STATED TASK:
Please transcribe the data below exactly. Leave the pictures out.

SUPPLIED DATA:
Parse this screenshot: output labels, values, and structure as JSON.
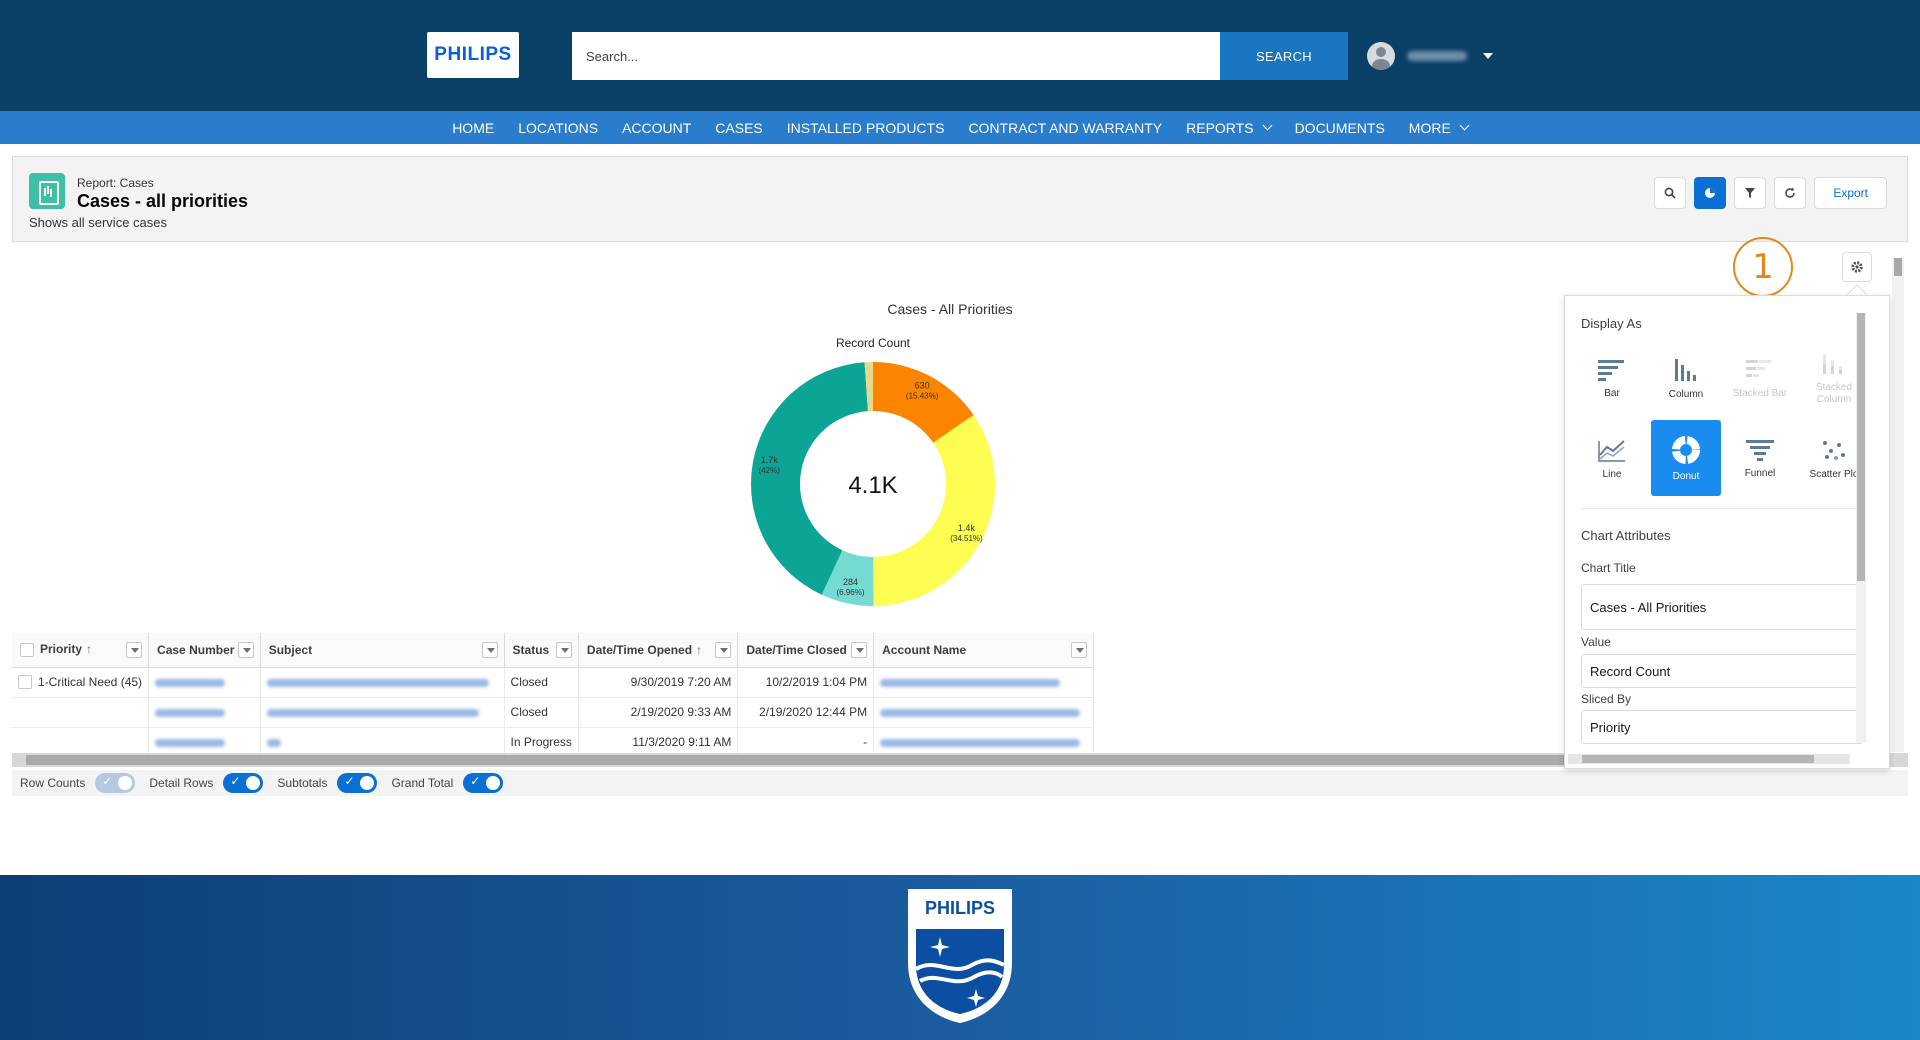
{
  "header": {
    "logo_text": "PHILIPS",
    "search_placeholder": "Search...",
    "search_button": "SEARCH"
  },
  "nav": [
    {
      "label": "HOME"
    },
    {
      "label": "LOCATIONS"
    },
    {
      "label": "ACCOUNT"
    },
    {
      "label": "CASES"
    },
    {
      "label": "INSTALLED PRODUCTS"
    },
    {
      "label": "CONTRACT AND WARRANTY"
    },
    {
      "label": "REPORTS",
      "has_menu": true
    },
    {
      "label": "DOCUMENTS"
    },
    {
      "label": "MORE",
      "has_menu": true
    }
  ],
  "report": {
    "type_label": "Report: Cases",
    "title": "Cases - all priorities",
    "description": "Shows all service cases",
    "export_label": "Export"
  },
  "chart_data": {
    "type": "donut",
    "title": "Cases - All Priorities",
    "value_label": "Record Count",
    "center_label": "4.1K",
    "total": 4100,
    "slices": [
      {
        "label": "630",
        "percent_label": "(15.43%)",
        "percent": 15.43,
        "color": "#fc8500"
      },
      {
        "label": "1.4k",
        "percent_label": "(34.51%)",
        "percent": 34.51,
        "color": "#fdfd52"
      },
      {
        "label": "284",
        "percent_label": "(6.96%)",
        "percent": 6.96,
        "color": "#75dad1"
      },
      {
        "label": "1.7k",
        "percent_label": "(42%)",
        "percent": 42.0,
        "color": "#0ba495"
      },
      {
        "label": "",
        "percent_label": "",
        "percent": 1.1,
        "color": "#e7d88d"
      }
    ]
  },
  "callout": "1",
  "table": {
    "columns": [
      "Priority",
      "Case Number",
      "Subject",
      "Status",
      "Date/Time Opened",
      "Date/Time Closed",
      "Account Name"
    ],
    "group_label": "1-Critical Need (45)",
    "rows": [
      {
        "status": "Closed",
        "opened": "9/30/2019 7:20 AM",
        "closed": "10/2/2019 1:04 PM"
      },
      {
        "status": "Closed",
        "opened": "2/19/2020 9:33 AM",
        "closed": "2/19/2020 12:44 PM"
      },
      {
        "status": "In Progress",
        "opened": "11/3/2020 9:11 AM",
        "closed": "-"
      }
    ]
  },
  "toggles": [
    {
      "label": "Row Counts",
      "on": false
    },
    {
      "label": "Detail Rows",
      "on": true
    },
    {
      "label": "Subtotals",
      "on": true
    },
    {
      "label": "Grand Total",
      "on": true
    }
  ],
  "panel": {
    "display_as_label": "Display As",
    "chart_types": [
      {
        "label": "Bar",
        "icon": "bar-chart-icon",
        "state": "normal"
      },
      {
        "label": "Column",
        "icon": "column-chart-icon",
        "state": "normal"
      },
      {
        "label": "Stacked Bar",
        "icon": "stacked-bar-chart-icon",
        "state": "disabled"
      },
      {
        "label": "Stacked Column",
        "icon": "stacked-column-chart-icon",
        "state": "disabled"
      },
      {
        "label": "Line",
        "icon": "line-chart-icon",
        "state": "normal"
      },
      {
        "label": "Donut",
        "icon": "donut-chart-icon",
        "state": "selected"
      },
      {
        "label": "Funnel",
        "icon": "funnel-chart-icon",
        "state": "normal"
      },
      {
        "label": "Scatter Plo",
        "icon": "scatter-plot-icon",
        "state": "normal"
      }
    ],
    "chart_attributes_label": "Chart Attributes",
    "chart_title_label": "Chart Title",
    "chart_title_value": "Cases - All Priorities",
    "value_label": "Value",
    "value_value": "Record Count",
    "sliced_by_label": "Sliced By",
    "sliced_by_value": "Priority"
  },
  "footer": {
    "logo_text": "PHILIPS"
  },
  "colors": {
    "header_bg": "#0a3f66",
    "nav_bg": "#2a7ccc",
    "accent": "#0b6fd3",
    "callout": "#e08a1e"
  }
}
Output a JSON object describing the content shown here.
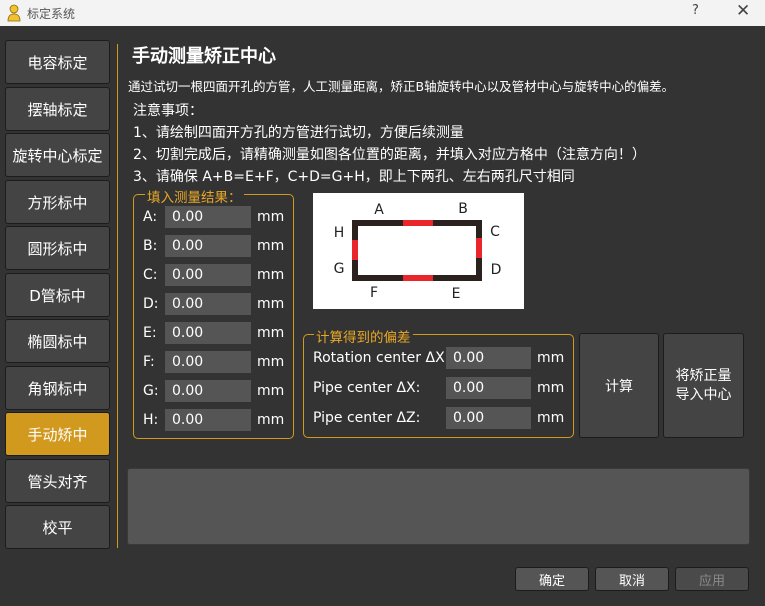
{
  "window": {
    "title": "标定系统",
    "help": "?",
    "close": "✕"
  },
  "nav": [
    {
      "label": "电容标定"
    },
    {
      "label": "摆轴标定"
    },
    {
      "label": "旋转中心标定"
    },
    {
      "label": "方形标中"
    },
    {
      "label": "圆形标中"
    },
    {
      "label": "D管标中"
    },
    {
      "label": "椭圆标中"
    },
    {
      "label": "角钢标中"
    },
    {
      "label": "手动矫中"
    },
    {
      "label": "管头对齐"
    },
    {
      "label": "校平"
    }
  ],
  "active_nav": "手动矫中",
  "main": {
    "heading": "手动测量矫正中心",
    "description": "通过试切一根四面开孔的方管，人工测量距离，矫正B轴旋转中心以及管材中心与旋转中心的偏差。",
    "notes_title": "注意事项：",
    "notes": [
      "1、请绘制四面开方孔的方管进行试切，方便后续测量",
      "2、切割完成后，请精确测量如图各位置的距离，并填入对应方格中（注意方向！）",
      "3、请确保 A+B=E+F，C+D=G+H，即上下两孔、左右两孔尺寸相同"
    ]
  },
  "measure": {
    "title": "填入测量结果：",
    "unit": "mm",
    "rows": [
      {
        "label": "A:",
        "value": "0.00"
      },
      {
        "label": "B:",
        "value": "0.00"
      },
      {
        "label": "C:",
        "value": "0.00"
      },
      {
        "label": "D:",
        "value": "0.00"
      },
      {
        "label": "E:",
        "value": "0.00"
      },
      {
        "label": "F:",
        "value": "0.00"
      },
      {
        "label": "G:",
        "value": "0.00"
      },
      {
        "label": "H:",
        "value": "0.00"
      }
    ]
  },
  "diagram": {
    "labels": {
      "A": "A",
      "B": "B",
      "C": "C",
      "D": "D",
      "E": "E",
      "F": "F",
      "G": "G",
      "H": "H"
    },
    "frame_color": "#2b2220",
    "hole_color": "#e8262c"
  },
  "calc": {
    "title": "计算得到的偏差",
    "unit": "mm",
    "rows": [
      {
        "label": "Rotation center ΔX:",
        "value": "0.00"
      },
      {
        "label": "Pipe center ΔX:",
        "value": "0.00"
      },
      {
        "label": "Pipe center ΔZ:",
        "value": "0.00"
      }
    ]
  },
  "buttons": {
    "compute": "计算",
    "import_line1": "将矫正量",
    "import_line2": "导入中心",
    "ok": "确定",
    "cancel": "取消",
    "apply": "应用"
  },
  "colors": {
    "accent": "#d19a1e",
    "background": "#333333",
    "field": "#555555"
  }
}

ANSWER TO THIS EXERCISE:
Parse this screenshot: output labels, values, and structure as JSON.
{
  "header": {
    "logo_text": "PHILIPS",
    "search_placeholder": "Search...",
    "search_button": "SEARCH"
  },
  "nav": [
    {
      "label": "HOME"
    },
    {
      "label": "LOCATIONS"
    },
    {
      "label": "ACCOUNT"
    },
    {
      "label": "CASES"
    },
    {
      "label": "INSTALLED PRODUCTS"
    },
    {
      "label": "CONTRACT AND WARRANTY"
    },
    {
      "label": "REPORTS",
      "has_menu": true
    },
    {
      "label": "DOCUMENTS"
    },
    {
      "label": "MORE",
      "has_menu": true
    }
  ],
  "report": {
    "type_label": "Report: Cases",
    "title": "Cases - all priorities",
    "description": "Shows all service cases",
    "export_label": "Export"
  },
  "chart_data": {
    "type": "donut",
    "title": "Cases - All Priorities",
    "value_label": "Record Count",
    "center_label": "4.1K",
    "total": 4100,
    "slices": [
      {
        "label": "630",
        "percent_label": "(15.43%)",
        "percent": 15.43,
        "color": "#fc8500"
      },
      {
        "label": "1.4k",
        "percent_label": "(34.51%)",
        "percent": 34.51,
        "color": "#fdfd52"
      },
      {
        "label": "284",
        "percent_label": "(6.96%)",
        "percent": 6.96,
        "color": "#75dad1"
      },
      {
        "label": "1.7k",
        "percent_label": "(42%)",
        "percent": 42.0,
        "color": "#0ba495"
      },
      {
        "label": "",
        "percent_label": "",
        "percent": 1.1,
        "color": "#e7d88d"
      }
    ]
  },
  "callout": "1",
  "table": {
    "columns": [
      "Priority",
      "Case Number",
      "Subject",
      "Status",
      "Date/Time Opened",
      "Date/Time Closed",
      "Account Name"
    ],
    "group_label": "1-Critical Need (45)",
    "rows": [
      {
        "status": "Closed",
        "opened": "9/30/2019 7:20 AM",
        "closed": "10/2/2019 1:04 PM"
      },
      {
        "status": "Closed",
        "opened": "2/19/2020 9:33 AM",
        "closed": "2/19/2020 12:44 PM"
      },
      {
        "status": "In Progress",
        "opened": "11/3/2020 9:11 AM",
        "closed": "-"
      }
    ]
  },
  "toggles": [
    {
      "label": "Row Counts",
      "on": false
    },
    {
      "label": "Detail Rows",
      "on": true
    },
    {
      "label": "Subtotals",
      "on": true
    },
    {
      "label": "Grand Total",
      "on": true
    }
  ],
  "panel": {
    "display_as_label": "Display As",
    "chart_types": [
      {
        "label": "Bar",
        "icon": "bar-chart-icon",
        "state": "normal"
      },
      {
        "label": "Column",
        "icon": "column-chart-icon",
        "state": "normal"
      },
      {
        "label": "Stacked Bar",
        "icon": "stacked-bar-chart-icon",
        "state": "disabled"
      },
      {
        "label": "Stacked Column",
        "icon": "stacked-column-chart-icon",
        "state": "disabled"
      },
      {
        "label": "Line",
        "icon": "line-chart-icon",
        "state": "normal"
      },
      {
        "label": "Donut",
        "icon": "donut-chart-icon",
        "state": "selected"
      },
      {
        "label": "Funnel",
        "icon": "funnel-chart-icon",
        "state": "normal"
      },
      {
        "label": "Scatter Plo",
        "icon": "scatter-plot-icon",
        "state": "normal"
      }
    ],
    "chart_attributes_label": "Chart Attributes",
    "chart_title_label": "Chart Title",
    "chart_title_value": "Cases - All Priorities",
    "value_label": "Value",
    "value_value": "Record Count",
    "sliced_by_label": "Sliced By",
    "sliced_by_value": "Priority"
  },
  "footer": {
    "logo_text": "PHILIPS"
  },
  "colors": {
    "header_bg": "#0a3f66",
    "nav_bg": "#2a7ccc",
    "accent": "#0b6fd3",
    "callout": "#e08a1e"
  }
}
Output a JSON object describing the content shown here.
{
  "window": {
    "title": "标定系统",
    "help": "?",
    "close": "✕"
  },
  "nav": [
    {
      "label": "电容标定"
    },
    {
      "label": "摆轴标定"
    },
    {
      "label": "旋转中心标定"
    },
    {
      "label": "方形标中"
    },
    {
      "label": "圆形标中"
    },
    {
      "label": "D管标中"
    },
    {
      "label": "椭圆标中"
    },
    {
      "label": "角钢标中"
    },
    {
      "label": "手动矫中"
    },
    {
      "label": "管头对齐"
    },
    {
      "label": "校平"
    }
  ],
  "active_nav": "手动矫中",
  "main": {
    "heading": "手动测量矫正中心",
    "description": "通过试切一根四面开孔的方管，人工测量距离，矫正B轴旋转中心以及管材中心与旋转中心的偏差。",
    "notes_title": "注意事项：",
    "notes": [
      "1、请绘制四面开方孔的方管进行试切，方便后续测量",
      "2、切割完成后，请精确测量如图各位置的距离，并填入对应方格中（注意方向！）",
      "3、请确保 A+B=E+F，C+D=G+H，即上下两孔、左右两孔尺寸相同"
    ]
  },
  "measure": {
    "title": "填入测量结果：",
    "unit": "mm",
    "rows": [
      {
        "label": "A:",
        "value": "0.00"
      },
      {
        "label": "B:",
        "value": "0.00"
      },
      {
        "label": "C:",
        "value": "0.00"
      },
      {
        "label": "D:",
        "value": "0.00"
      },
      {
        "label": "E:",
        "value": "0.00"
      },
      {
        "label": "F:",
        "value": "0.00"
      },
      {
        "label": "G:",
        "value": "0.00"
      },
      {
        "label": "H:",
        "value": "0.00"
      }
    ]
  },
  "diagram": {
    "labels": {
      "A": "A",
      "B": "B",
      "C": "C",
      "D": "D",
      "E": "E",
      "F": "F",
      "G": "G",
      "H": "H"
    },
    "frame_color": "#2b2220",
    "hole_color": "#e8262c"
  },
  "calc": {
    "title": "计算得到的偏差",
    "unit": "mm",
    "rows": [
      {
        "label": "Rotation center ΔX:",
        "value": "0.00"
      },
      {
        "label": "Pipe center ΔX:",
        "value": "0.00"
      },
      {
        "label": "Pipe center ΔZ:",
        "value": "0.00"
      }
    ]
  },
  "buttons": {
    "compute": "计算",
    "import_line1": "将矫正量",
    "import_line2": "导入中心",
    "ok": "确定",
    "cancel": "取消",
    "apply": "应用"
  },
  "colors": {
    "accent": "#d19a1e",
    "background": "#333333",
    "field": "#555555"
  }
}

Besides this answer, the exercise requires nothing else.